> **DESCRIPTION OF THE TASK**
Give back all the data exactly, line by line.

----------

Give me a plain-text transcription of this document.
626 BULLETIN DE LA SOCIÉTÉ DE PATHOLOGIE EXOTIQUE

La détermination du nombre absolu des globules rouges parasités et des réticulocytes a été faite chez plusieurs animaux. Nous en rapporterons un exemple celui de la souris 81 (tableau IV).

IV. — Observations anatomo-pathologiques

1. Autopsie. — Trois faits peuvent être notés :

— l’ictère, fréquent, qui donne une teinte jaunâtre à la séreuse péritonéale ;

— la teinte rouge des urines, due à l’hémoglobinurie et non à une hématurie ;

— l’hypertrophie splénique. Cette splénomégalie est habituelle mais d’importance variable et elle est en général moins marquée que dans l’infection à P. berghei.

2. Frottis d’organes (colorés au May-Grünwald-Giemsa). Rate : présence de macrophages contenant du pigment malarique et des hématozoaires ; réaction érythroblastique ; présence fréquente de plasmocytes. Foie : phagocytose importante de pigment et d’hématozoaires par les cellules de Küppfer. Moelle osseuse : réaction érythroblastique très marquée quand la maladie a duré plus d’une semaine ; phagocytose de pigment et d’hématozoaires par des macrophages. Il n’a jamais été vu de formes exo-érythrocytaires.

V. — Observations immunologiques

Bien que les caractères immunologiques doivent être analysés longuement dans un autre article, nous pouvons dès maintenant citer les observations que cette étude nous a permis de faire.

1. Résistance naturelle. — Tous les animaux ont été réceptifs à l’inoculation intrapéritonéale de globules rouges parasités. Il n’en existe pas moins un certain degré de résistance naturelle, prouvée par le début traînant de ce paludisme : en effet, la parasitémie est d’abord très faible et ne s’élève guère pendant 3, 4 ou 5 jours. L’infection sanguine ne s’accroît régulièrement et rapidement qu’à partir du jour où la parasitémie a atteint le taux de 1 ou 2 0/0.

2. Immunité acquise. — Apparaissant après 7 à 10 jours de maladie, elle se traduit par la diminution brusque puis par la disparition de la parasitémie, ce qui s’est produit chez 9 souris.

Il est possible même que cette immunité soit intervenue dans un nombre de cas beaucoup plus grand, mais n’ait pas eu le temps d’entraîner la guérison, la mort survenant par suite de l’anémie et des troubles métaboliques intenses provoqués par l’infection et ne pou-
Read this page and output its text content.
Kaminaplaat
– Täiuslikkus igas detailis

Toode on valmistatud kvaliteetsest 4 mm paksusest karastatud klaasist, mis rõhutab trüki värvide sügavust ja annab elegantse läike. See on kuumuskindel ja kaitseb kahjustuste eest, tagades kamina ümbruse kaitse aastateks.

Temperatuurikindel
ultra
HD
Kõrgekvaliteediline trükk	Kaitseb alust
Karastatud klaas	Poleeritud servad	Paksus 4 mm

----------

> **THE ANSWER**
Give me a plain-text transcription of this document.
626 BULLETIN DE LA SOCIÉTÉ DE PATHOLOGIE EXOTIQUE

La détermination du nombre absolu des globules rouges parasités et des réticulocytes a été faite chez plusieurs animaux. Nous en rapporterons un exemple celui de la souris 81 (tableau IV).

IV. — Observations anatomo-pathologiques

1. Autopsie. — Trois faits peuvent être notés :

— l’ictère, fréquent, qui donne une teinte jaunâtre à la séreuse péritonéale ;

— la teinte rouge des urines, due à l’hémoglobinurie et non à une hématurie ;

— l’hypertrophie splénique. Cette splénomégalie est habituelle mais d’importance variable et elle est en général moins marquée que dans l’infection à P. berghei.

2. Frottis d’organes (colorés au May-Grünwald-Giemsa). Rate : présence de macrophages contenant du pigment malarique et des hématozoaires ; réaction érythroblastique ; présence fréquente de plasmocytes. Foie : phagocytose importante de pigment et d’hématozoaires par les cellules de Küppfer. Moelle osseuse : réaction érythroblastique très marquée quand la maladie a duré plus d’une semaine ; phagocytose de pigment et d’hématozoaires par des macrophages. Il n’a jamais été vu de formes exo-érythrocytaires.

V. — Observations immunologiques

Bien que les caractères immunologiques doivent être analysés longuement dans un autre article, nous pouvons dès maintenant citer les observations que cette étude nous a permis de faire.

1. Résistance naturelle. — Tous les animaux ont été réceptifs à l’inoculation intrapéritonéale de globules rouges parasités. Il n’en existe pas moins un certain degré de résistance naturelle, prouvée par le début traînant de ce paludisme : en effet, la parasitémie est d’abord très faible et ne s’élève guère pendant 3, 4 ou 5 jours. L’infection sanguine ne s’accroît régulièrement et rapidement qu’à partir du jour où la parasitémie a atteint le taux de 1 ou 2 0/0.

2. Immunité acquise. — Apparaissant après 7 à 10 jours de maladie, elle se traduit par la diminution brusque puis par la disparition de la parasitémie, ce qui s’est produit chez 9 souris.

Il est possible même que cette immunité soit intervenue dans un nombre de cas beaucoup plus grand, mais n’ait pas eu le temps d’entraîner la guérison, la mort survenant par suite de l’anémie et des troubles métaboliques intenses provoqués par l’infection et ne pou-
Read this page and output its text content.
Kaminaplaat
– Täiuslikkus igas detailis

Toode on valmistatud kvaliteetsest 4 mm paksusest karastatud klaasist, mis rõhutab trüki värvide sügavust ja annab elegantse läike. See on kuumuskindel ja kaitseb kahjustuste eest, tagades kamina ümbruse kaitse aastateks.

Temperatuurikindel
ultra
HD
Kõrgekvaliteediline trükk	Kaitseb alust
Karastatud klaas	Poleeritud servad	Paksus 4 mm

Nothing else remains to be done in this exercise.